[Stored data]
********
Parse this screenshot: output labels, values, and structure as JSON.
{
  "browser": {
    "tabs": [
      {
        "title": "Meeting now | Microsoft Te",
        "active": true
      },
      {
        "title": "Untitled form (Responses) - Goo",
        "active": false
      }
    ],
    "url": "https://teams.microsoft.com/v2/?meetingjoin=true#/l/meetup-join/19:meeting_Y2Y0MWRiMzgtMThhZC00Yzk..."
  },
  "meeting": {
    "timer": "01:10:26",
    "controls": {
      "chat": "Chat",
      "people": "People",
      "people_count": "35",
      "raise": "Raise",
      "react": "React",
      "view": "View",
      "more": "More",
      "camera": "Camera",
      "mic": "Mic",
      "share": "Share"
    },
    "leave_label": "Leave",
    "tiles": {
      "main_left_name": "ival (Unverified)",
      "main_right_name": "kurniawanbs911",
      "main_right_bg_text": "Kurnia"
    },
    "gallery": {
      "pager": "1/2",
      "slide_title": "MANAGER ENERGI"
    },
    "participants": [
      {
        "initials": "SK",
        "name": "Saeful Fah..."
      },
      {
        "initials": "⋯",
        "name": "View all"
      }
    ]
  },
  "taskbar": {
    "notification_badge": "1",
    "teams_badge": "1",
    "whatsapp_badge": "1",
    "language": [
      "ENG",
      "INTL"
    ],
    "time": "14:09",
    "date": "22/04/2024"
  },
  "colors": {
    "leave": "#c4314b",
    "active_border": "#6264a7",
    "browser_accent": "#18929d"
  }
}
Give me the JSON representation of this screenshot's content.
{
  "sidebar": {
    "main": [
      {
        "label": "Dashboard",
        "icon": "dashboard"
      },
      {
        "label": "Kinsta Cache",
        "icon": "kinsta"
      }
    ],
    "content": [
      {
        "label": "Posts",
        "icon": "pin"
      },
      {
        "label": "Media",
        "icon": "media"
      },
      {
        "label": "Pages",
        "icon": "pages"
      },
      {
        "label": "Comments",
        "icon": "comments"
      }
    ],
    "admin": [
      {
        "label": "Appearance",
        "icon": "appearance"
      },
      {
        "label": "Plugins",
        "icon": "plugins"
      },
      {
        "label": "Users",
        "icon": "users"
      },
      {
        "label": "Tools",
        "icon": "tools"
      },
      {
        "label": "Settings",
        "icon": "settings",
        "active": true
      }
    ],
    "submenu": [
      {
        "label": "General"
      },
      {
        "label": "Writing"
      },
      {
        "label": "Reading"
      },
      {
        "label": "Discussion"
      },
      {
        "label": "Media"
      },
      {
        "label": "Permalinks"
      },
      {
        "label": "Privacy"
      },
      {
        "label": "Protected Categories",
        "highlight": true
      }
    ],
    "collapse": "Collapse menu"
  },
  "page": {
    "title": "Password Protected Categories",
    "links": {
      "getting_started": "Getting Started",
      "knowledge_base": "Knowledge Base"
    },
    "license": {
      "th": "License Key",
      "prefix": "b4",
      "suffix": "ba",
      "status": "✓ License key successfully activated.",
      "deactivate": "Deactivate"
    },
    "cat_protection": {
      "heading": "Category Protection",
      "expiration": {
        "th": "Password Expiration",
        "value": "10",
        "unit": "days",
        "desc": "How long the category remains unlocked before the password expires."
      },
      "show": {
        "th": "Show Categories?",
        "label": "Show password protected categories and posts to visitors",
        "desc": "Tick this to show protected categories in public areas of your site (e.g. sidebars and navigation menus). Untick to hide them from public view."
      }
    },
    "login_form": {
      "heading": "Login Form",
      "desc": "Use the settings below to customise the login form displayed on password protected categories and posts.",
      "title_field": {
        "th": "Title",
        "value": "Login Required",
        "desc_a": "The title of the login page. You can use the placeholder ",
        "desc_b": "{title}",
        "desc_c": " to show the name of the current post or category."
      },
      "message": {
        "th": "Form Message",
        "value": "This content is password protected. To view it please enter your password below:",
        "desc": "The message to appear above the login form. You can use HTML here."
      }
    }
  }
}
********
INSTRUCTION »
Repeat each entry word for word.

TASK OUTPUT »
Parse this screenshot: output labels, values, and structure as JSON.
{
  "browser": {
    "tabs": [
      {
        "title": "Meeting now | Microsoft Te",
        "active": true
      },
      {
        "title": "Untitled form (Responses) - Goo",
        "active": false
      }
    ],
    "url": "https://teams.microsoft.com/v2/?meetingjoin=true#/l/meetup-join/19:meeting_Y2Y0MWRiMzgtMThhZC00Yzk..."
  },
  "meeting": {
    "timer": "01:10:26",
    "controls": {
      "chat": "Chat",
      "people": "People",
      "people_count": "35",
      "raise": "Raise",
      "react": "React",
      "view": "View",
      "more": "More",
      "camera": "Camera",
      "mic": "Mic",
      "share": "Share"
    },
    "leave_label": "Leave",
    "tiles": {
      "main_left_name": "ival (Unverified)",
      "main_right_name": "kurniawanbs911",
      "main_right_bg_text": "Kurnia"
    },
    "gallery": {
      "pager": "1/2",
      "slide_title": "MANAGER ENERGI"
    },
    "participants": [
      {
        "initials": "SK",
        "name": "Saeful Fah..."
      },
      {
        "initials": "⋯",
        "name": "View all"
      }
    ]
  },
  "taskbar": {
    "notification_badge": "1",
    "teams_badge": "1",
    "whatsapp_badge": "1",
    "language": [
      "ENG",
      "INTL"
    ],
    "time": "14:09",
    "date": "22/04/2024"
  },
  "colors": {
    "leave": "#c4314b",
    "active_border": "#6264a7",
    "browser_accent": "#18929d"
  }
}
Give me the JSON representation of this screenshot's content.
{
  "sidebar": {
    "main": [
      {
        "label": "Dashboard",
        "icon": "dashboard"
      },
      {
        "label": "Kinsta Cache",
        "icon": "kinsta"
      }
    ],
    "content": [
      {
        "label": "Posts",
        "icon": "pin"
      },
      {
        "label": "Media",
        "icon": "media"
      },
      {
        "label": "Pages",
        "icon": "pages"
      },
      {
        "label": "Comments",
        "icon": "comments"
      }
    ],
    "admin": [
      {
        "label": "Appearance",
        "icon": "appearance"
      },
      {
        "label": "Plugins",
        "icon": "plugins"
      },
      {
        "label": "Users",
        "icon": "users"
      },
      {
        "label": "Tools",
        "icon": "tools"
      },
      {
        "label": "Settings",
        "icon": "settings",
        "active": true
      }
    ],
    "submenu": [
      {
        "label": "General"
      },
      {
        "label": "Writing"
      },
      {
        "label": "Reading"
      },
      {
        "label": "Discussion"
      },
      {
        "label": "Media"
      },
      {
        "label": "Permalinks"
      },
      {
        "label": "Privacy"
      },
      {
        "label": "Protected Categories",
        "highlight": true
      }
    ],
    "collapse": "Collapse menu"
  },
  "page": {
    "title": "Password Protected Categories",
    "links": {
      "getting_started": "Getting Started",
      "knowledge_base": "Knowledge Base"
    },
    "license": {
      "th": "License Key",
      "prefix": "b4",
      "suffix": "ba",
      "status": "✓ License key successfully activated.",
      "deactivate": "Deactivate"
    },
    "cat_protection": {
      "heading": "Category Protection",
      "expiration": {
        "th": "Password Expiration",
        "value": "10",
        "unit": "days",
        "desc": "How long the category remains unlocked before the password expires."
      },
      "show": {
        "th": "Show Categories?",
        "label": "Show password protected categories and posts to visitors",
        "desc": "Tick this to show protected categories in public areas of your site (e.g. sidebars and navigation menus). Untick to hide them from public view."
      }
    },
    "login_form": {
      "heading": "Login Form",
      "desc": "Use the settings below to customise the login form displayed on password protected categories and posts.",
      "title_field": {
        "th": "Title",
        "value": "Login Required",
        "desc_a": "The title of the login page. You can use the placeholder ",
        "desc_b": "{title}",
        "desc_c": " to show the name of the current post or category."
      },
      "message": {
        "th": "Form Message",
        "value": "This content is password protected. To view it please enter your password below:",
        "desc": "The message to appear above the login form. You can use HTML here."
      }
    }
  }
}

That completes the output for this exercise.